(Figure dataset records)
┌──
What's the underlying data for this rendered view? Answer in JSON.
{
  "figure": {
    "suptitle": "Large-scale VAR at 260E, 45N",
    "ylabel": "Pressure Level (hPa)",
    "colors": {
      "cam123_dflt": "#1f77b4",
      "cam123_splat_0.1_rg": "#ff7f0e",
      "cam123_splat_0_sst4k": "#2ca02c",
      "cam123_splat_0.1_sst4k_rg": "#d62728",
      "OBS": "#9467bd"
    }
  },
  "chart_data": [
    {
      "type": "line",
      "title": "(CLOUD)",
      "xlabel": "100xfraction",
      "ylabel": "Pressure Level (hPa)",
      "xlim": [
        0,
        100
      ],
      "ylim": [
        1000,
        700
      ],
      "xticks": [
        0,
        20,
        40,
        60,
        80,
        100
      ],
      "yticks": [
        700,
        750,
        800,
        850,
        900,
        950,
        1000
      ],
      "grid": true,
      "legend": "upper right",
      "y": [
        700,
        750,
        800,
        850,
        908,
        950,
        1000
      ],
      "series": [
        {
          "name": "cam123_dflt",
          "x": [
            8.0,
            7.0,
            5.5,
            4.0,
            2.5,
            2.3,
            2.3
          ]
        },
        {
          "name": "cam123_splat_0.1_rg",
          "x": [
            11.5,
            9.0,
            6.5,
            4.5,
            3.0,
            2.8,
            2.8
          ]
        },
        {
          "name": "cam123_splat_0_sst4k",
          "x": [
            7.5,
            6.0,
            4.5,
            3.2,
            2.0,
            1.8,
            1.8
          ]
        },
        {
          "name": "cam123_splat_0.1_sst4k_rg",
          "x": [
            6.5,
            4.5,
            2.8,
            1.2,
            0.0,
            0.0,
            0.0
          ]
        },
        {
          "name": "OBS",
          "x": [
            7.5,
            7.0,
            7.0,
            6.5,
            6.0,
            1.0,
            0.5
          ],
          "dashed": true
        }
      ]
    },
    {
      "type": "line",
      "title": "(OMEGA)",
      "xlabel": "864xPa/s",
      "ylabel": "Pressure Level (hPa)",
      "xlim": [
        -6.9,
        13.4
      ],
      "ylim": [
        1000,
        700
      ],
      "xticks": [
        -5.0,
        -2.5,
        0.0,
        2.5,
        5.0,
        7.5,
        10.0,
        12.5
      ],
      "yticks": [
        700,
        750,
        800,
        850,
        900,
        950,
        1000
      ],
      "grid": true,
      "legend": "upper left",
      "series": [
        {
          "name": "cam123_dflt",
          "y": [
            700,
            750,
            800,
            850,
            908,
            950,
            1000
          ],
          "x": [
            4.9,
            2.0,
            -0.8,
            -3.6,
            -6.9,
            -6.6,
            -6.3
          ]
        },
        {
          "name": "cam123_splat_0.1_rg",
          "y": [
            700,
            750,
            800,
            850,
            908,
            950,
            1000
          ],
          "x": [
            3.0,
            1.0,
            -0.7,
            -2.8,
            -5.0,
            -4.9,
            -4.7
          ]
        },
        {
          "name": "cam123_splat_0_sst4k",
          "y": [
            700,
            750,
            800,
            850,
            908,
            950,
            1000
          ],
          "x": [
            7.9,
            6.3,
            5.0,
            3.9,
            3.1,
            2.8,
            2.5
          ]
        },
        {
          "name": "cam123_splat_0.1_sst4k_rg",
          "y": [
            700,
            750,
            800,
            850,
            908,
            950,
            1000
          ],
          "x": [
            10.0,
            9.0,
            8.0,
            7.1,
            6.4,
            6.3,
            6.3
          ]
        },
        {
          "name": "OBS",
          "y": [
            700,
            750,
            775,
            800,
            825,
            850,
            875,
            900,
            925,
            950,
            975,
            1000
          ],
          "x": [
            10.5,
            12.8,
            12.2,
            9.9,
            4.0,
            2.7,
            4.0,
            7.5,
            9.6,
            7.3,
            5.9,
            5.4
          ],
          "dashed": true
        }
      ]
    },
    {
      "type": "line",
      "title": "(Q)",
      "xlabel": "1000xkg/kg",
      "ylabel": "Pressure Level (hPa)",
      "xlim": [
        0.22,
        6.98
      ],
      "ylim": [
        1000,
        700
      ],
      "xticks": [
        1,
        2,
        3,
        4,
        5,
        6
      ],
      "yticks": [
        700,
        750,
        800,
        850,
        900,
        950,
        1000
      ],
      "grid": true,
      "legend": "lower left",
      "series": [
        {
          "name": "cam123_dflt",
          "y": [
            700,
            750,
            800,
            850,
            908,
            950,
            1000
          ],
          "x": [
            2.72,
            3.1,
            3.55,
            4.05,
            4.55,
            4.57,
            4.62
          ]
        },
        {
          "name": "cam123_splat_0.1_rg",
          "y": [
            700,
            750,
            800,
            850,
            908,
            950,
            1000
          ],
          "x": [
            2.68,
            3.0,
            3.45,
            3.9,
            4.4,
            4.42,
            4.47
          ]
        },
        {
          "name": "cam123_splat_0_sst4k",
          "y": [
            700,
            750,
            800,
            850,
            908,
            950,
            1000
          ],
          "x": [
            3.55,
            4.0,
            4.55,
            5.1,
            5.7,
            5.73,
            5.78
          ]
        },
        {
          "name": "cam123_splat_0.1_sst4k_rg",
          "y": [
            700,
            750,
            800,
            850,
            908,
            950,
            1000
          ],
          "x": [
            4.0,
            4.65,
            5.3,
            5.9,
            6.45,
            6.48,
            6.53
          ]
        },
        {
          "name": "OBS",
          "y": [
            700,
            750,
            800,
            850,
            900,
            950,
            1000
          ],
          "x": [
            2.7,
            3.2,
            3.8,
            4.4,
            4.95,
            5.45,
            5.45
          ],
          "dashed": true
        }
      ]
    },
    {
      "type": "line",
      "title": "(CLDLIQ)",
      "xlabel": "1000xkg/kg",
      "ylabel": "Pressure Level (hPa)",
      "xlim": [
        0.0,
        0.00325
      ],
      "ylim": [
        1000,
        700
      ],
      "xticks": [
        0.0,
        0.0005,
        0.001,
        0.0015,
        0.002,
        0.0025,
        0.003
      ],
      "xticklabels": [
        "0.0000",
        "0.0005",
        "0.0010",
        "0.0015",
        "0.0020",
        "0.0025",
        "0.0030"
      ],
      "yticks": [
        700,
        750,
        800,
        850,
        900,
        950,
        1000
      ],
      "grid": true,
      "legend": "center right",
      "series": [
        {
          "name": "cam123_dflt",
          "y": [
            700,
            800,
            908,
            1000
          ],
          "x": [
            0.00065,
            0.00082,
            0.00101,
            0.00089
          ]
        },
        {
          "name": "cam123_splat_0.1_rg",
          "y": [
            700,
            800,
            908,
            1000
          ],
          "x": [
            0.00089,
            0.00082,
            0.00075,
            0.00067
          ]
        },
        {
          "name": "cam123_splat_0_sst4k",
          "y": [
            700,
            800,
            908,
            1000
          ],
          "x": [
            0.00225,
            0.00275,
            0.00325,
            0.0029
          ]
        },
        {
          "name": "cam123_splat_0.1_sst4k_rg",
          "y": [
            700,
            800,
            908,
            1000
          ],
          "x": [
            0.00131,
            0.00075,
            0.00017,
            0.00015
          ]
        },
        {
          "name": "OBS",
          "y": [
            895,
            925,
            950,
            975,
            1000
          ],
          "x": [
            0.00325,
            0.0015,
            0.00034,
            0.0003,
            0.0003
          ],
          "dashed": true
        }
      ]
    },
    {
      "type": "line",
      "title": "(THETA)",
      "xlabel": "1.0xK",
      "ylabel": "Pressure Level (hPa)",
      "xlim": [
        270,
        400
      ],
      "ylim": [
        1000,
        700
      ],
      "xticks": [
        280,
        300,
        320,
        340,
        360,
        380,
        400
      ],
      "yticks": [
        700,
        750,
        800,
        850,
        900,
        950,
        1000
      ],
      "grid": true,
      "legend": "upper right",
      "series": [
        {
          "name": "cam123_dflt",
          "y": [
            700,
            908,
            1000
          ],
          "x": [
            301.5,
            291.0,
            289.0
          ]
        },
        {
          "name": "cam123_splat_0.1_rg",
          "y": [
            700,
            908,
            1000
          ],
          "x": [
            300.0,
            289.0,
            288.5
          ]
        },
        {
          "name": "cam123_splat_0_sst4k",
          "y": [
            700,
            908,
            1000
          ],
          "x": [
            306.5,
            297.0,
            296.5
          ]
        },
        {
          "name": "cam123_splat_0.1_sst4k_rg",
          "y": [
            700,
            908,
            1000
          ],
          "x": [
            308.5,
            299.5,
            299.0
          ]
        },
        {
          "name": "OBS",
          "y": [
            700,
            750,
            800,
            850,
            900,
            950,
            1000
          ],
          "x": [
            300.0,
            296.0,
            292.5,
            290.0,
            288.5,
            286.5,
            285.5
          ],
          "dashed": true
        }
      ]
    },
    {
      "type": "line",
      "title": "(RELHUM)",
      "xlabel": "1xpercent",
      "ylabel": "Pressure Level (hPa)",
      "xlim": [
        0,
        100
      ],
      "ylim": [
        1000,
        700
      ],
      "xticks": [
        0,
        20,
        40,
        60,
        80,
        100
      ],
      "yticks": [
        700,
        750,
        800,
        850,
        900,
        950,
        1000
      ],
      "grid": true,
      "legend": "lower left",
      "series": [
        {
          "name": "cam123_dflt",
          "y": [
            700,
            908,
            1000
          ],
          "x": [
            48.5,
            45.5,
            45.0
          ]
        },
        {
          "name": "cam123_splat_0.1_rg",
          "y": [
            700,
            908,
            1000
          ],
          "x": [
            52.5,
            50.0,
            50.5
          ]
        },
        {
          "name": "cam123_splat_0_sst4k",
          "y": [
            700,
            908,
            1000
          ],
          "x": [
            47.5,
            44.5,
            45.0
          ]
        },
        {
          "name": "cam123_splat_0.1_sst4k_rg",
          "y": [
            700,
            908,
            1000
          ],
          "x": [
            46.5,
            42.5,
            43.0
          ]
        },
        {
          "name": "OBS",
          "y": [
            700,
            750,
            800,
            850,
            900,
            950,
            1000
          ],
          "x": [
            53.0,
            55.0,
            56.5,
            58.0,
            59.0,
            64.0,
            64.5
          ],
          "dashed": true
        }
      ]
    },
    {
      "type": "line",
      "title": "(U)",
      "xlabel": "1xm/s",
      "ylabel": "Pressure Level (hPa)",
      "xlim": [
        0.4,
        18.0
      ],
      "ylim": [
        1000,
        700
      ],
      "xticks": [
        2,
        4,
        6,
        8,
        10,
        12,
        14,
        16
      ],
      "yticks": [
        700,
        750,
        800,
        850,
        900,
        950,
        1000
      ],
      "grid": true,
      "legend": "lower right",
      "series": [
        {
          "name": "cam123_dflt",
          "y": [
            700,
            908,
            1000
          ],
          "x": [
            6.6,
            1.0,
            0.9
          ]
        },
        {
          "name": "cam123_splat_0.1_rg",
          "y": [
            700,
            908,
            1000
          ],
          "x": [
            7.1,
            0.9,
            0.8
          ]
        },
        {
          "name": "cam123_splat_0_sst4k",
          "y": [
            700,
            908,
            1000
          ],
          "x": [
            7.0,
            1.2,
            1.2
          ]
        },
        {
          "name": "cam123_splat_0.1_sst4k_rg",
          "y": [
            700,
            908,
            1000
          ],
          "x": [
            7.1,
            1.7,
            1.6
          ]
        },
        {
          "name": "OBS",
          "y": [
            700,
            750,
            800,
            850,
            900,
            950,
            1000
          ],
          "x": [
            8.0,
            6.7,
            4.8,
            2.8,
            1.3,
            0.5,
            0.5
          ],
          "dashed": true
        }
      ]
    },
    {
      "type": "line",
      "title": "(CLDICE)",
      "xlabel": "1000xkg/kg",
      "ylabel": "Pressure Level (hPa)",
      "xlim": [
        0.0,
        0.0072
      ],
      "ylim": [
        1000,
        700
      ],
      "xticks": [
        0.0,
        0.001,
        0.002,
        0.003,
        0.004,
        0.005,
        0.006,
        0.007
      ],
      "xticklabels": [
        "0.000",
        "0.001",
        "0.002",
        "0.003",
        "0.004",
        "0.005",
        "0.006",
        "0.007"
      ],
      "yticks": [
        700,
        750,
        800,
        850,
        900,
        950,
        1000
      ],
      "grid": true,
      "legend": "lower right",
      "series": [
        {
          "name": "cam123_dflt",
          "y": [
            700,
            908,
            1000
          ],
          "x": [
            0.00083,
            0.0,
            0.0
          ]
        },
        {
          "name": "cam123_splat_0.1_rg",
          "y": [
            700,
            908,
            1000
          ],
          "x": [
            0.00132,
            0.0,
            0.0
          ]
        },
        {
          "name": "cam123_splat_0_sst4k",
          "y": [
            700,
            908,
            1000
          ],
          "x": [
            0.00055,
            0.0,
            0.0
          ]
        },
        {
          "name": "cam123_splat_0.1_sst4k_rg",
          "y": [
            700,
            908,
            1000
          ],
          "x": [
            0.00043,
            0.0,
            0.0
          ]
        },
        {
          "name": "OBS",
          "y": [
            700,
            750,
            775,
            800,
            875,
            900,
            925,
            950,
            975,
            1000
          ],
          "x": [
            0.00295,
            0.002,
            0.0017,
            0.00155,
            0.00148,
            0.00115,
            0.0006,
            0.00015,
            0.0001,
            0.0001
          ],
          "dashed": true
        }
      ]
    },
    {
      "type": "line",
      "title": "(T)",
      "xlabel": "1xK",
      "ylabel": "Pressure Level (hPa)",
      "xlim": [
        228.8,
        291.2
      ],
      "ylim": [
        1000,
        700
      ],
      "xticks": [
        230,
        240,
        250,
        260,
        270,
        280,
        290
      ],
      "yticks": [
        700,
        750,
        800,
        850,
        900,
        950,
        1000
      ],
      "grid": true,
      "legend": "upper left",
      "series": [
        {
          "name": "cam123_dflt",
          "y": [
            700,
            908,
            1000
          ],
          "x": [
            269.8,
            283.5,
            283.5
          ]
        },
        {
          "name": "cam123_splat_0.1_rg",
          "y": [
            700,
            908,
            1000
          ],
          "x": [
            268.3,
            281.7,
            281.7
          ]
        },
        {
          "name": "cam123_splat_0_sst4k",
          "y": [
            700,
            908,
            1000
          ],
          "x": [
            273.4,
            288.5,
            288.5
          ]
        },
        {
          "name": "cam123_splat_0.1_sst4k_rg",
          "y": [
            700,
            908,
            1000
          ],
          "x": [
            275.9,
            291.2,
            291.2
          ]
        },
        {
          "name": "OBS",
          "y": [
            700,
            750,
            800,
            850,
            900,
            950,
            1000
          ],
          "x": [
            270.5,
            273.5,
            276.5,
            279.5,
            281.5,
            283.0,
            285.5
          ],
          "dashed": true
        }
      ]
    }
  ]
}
└──
Each line in the listing above either holds the string "xlabel" or does not; state how many do, giving the number only.

9